[Start]
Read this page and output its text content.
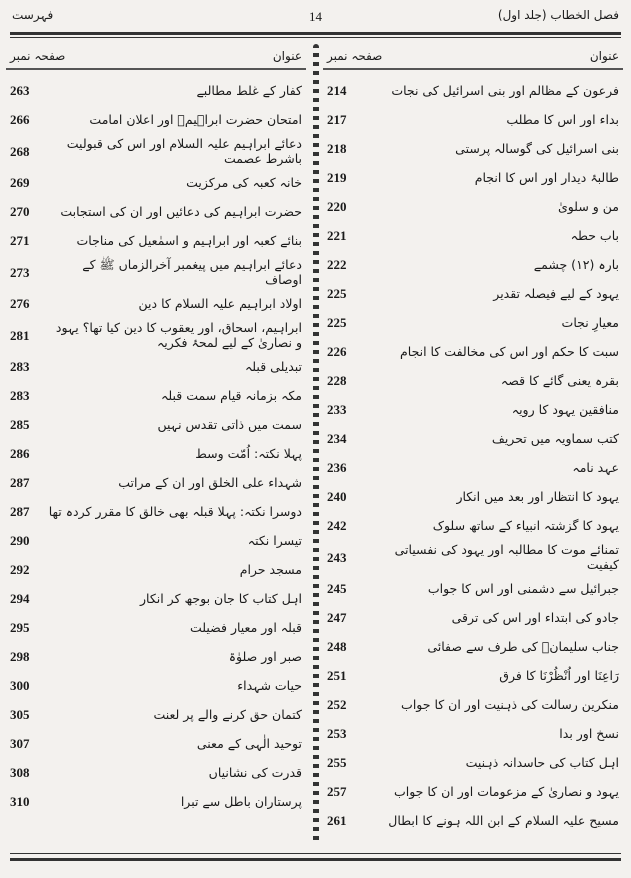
فصل الخطاب (جلد اول)
14
فہرست
عنوان
صفحہ نمبر
فرعون کے مظالم اور بنی اسرائیل کی نجات
214
بداء اور اس کا مطلب
217
بنی اسرائیل کی گوسالہ پرستی
218
طالبۂ دیدار اور اس کا انجام
219
من و سلویٰ
220
باب حطہ
221
بارہ (۱۲) چشمے
222
یہود کے لیے فیصلہ تقدیر
225
معیارِ نجات
225
سبت کا حکم اور اس کی مخالفت کا انجام
226
بقرہ یعنی گائے کا قصہ
228
منافقین یہود کا رویہ
233
کتب سماویہ میں تحریف
234
عہد نامہ
236
یہود کا انتظار اور بعد میں انکار
240
یہود کا گزشتہ انبیاء کے ساتھ سلوک
242
تمنائے موت کا مطالبہ اور یہود کی نفسیاتی کیفیت
243
جبرائیل سے دشمنی اور اس کا جواب
245
جادو کی ابتداء اور اس کی ترقی
247
جناب سلیمانؑ کی طرف سے صفائی
248
رَاعِنَا اور اُنْظُرْنَا کا فرق
251
منکرین رسالت کی ذہنیت اور ان کا جواب
252
نسخ اور بدا
253
اہل کتاب کی حاسدانہ ذہنیت
255
یہود و نصاریٰ کے مزعومات اور ان کا جواب
257
مسیح علیہ السلام کے ابن اللہ ہونے کا ابطال
261
عنوان
صفحہ نمبر
کفار کے غلط مطالبے
263
امتحان حضرت ابراہیمؑ اور اعلان امامت
266
دعائے ابراہیم علیہ السلام اور اس کی قبولیت باشرط عصمت
268
خانہ کعبہ کی مرکزیت
269
حضرت ابراہیم کی دعائیں اور ان کی استجابت
270
بنائے کعبہ اور ابراہیم و اسمٰعیل کی مناجات
271
دعائے ابراہیم میں پیغمبر آخرالزماں ﷺ کے اوصاف
273
اولاد ابراہیم علیہ السلام کا دین
276
ابراہیم، اسحاق، اور یعقوب کا دین کیا تھا؟ یہود و نصاریٰ کے لیے لمحۂ فکریہ
281
تبدیلی قبلہ
283
مکہ بزمانہ قیام سمت قبلہ
283
سمت میں ذاتی تقدس نہیں
285
پہلا نکتہ: اُمّت وسط
286
شہداء علی الخلق اور ان کے مراتب
287
دوسرا نکتہ: پہلا قبلہ بھی خالق کا مقرر کردہ تھا
287
تیسرا نکتہ
290
مسجد حرام
292
اہل کتاب کا جان بوجھ کر انکار
294
قبلہ اور معیار فضیلت
295
صبر اور صلوٰۃ
298
حیات شہداء
300
کتمان حق کرنے والے پر لعنت
305
توحید الٰہی کے معنی
307
قدرت کی نشانیاں
308
پرستاران باطل سے تبرا
310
[End]
**Short problem**
Without the pictures, reproduce every line of the records above exactly.

**Exercise output**
Read this page and output its text content.
فصل الخطاب (جلد اول)
14
فہرست
عنوان
صفحہ نمبر
فرعون کے مظالم اور بنی اسرائیل کی نجات
214
بداء اور اس کا مطلب
217
بنی اسرائیل کی گوسالہ پرستی
218
طالبۂ دیدار اور اس کا انجام
219
من و سلویٰ
220
باب حطہ
221
بارہ (۱۲) چشمے
222
یہود کے لیے فیصلہ تقدیر
225
معیارِ نجات
225
سبت کا حکم اور اس کی مخالفت کا انجام
226
بقرہ یعنی گائے کا قصہ
228
منافقین یہود کا رویہ
233
کتب سماویہ میں تحریف
234
عہد نامہ
236
یہود کا انتظار اور بعد میں انکار
240
یہود کا گزشتہ انبیاء کے ساتھ سلوک
242
تمنائے موت کا مطالبہ اور یہود کی نفسیاتی کیفیت
243
جبرائیل سے دشمنی اور اس کا جواب
245
جادو کی ابتداء اور اس کی ترقی
247
جناب سلیمانؑ کی طرف سے صفائی
248
رَاعِنَا اور اُنْظُرْنَا کا فرق
251
منکرین رسالت کی ذہنیت اور ان کا جواب
252
نسخ اور بدا
253
اہل کتاب کی حاسدانہ ذہنیت
255
یہود و نصاریٰ کے مزعومات اور ان کا جواب
257
مسیح علیہ السلام کے ابن اللہ ہونے کا ابطال
261
عنوان
صفحہ نمبر
کفار کے غلط مطالبے
263
امتحان حضرت ابراہیمؑ اور اعلان امامت
266
دعائے ابراہیم علیہ السلام اور اس کی قبولیت باشرط عصمت
268
خانہ کعبہ کی مرکزیت
269
حضرت ابراہیم کی دعائیں اور ان کی استجابت
270
بنائے کعبہ اور ابراہیم و اسمٰعیل کی مناجات
271
دعائے ابراہیم میں پیغمبر آخرالزماں ﷺ کے اوصاف
273
اولاد ابراہیم علیہ السلام کا دین
276
ابراہیم، اسحاق، اور یعقوب کا دین کیا تھا؟ یہود و نصاریٰ کے لیے لمحۂ فکریہ
281
تبدیلی قبلہ
283
مکہ بزمانہ قیام سمت قبلہ
283
سمت میں ذاتی تقدس نہیں
285
پہلا نکتہ: اُمّت وسط
286
شہداء علی الخلق اور ان کے مراتب
287
دوسرا نکتہ: پہلا قبلہ بھی خالق کا مقرر کردہ تھا
287
تیسرا نکتہ
290
مسجد حرام
292
اہل کتاب کا جان بوجھ کر انکار
294
قبلہ اور معیار فضیلت
295
صبر اور صلوٰۃ
298
حیات شہداء
300
کتمان حق کرنے والے پر لعنت
305
توحید الٰہی کے معنی
307
قدرت کی نشانیاں
308
پرستاران باطل سے تبرا
310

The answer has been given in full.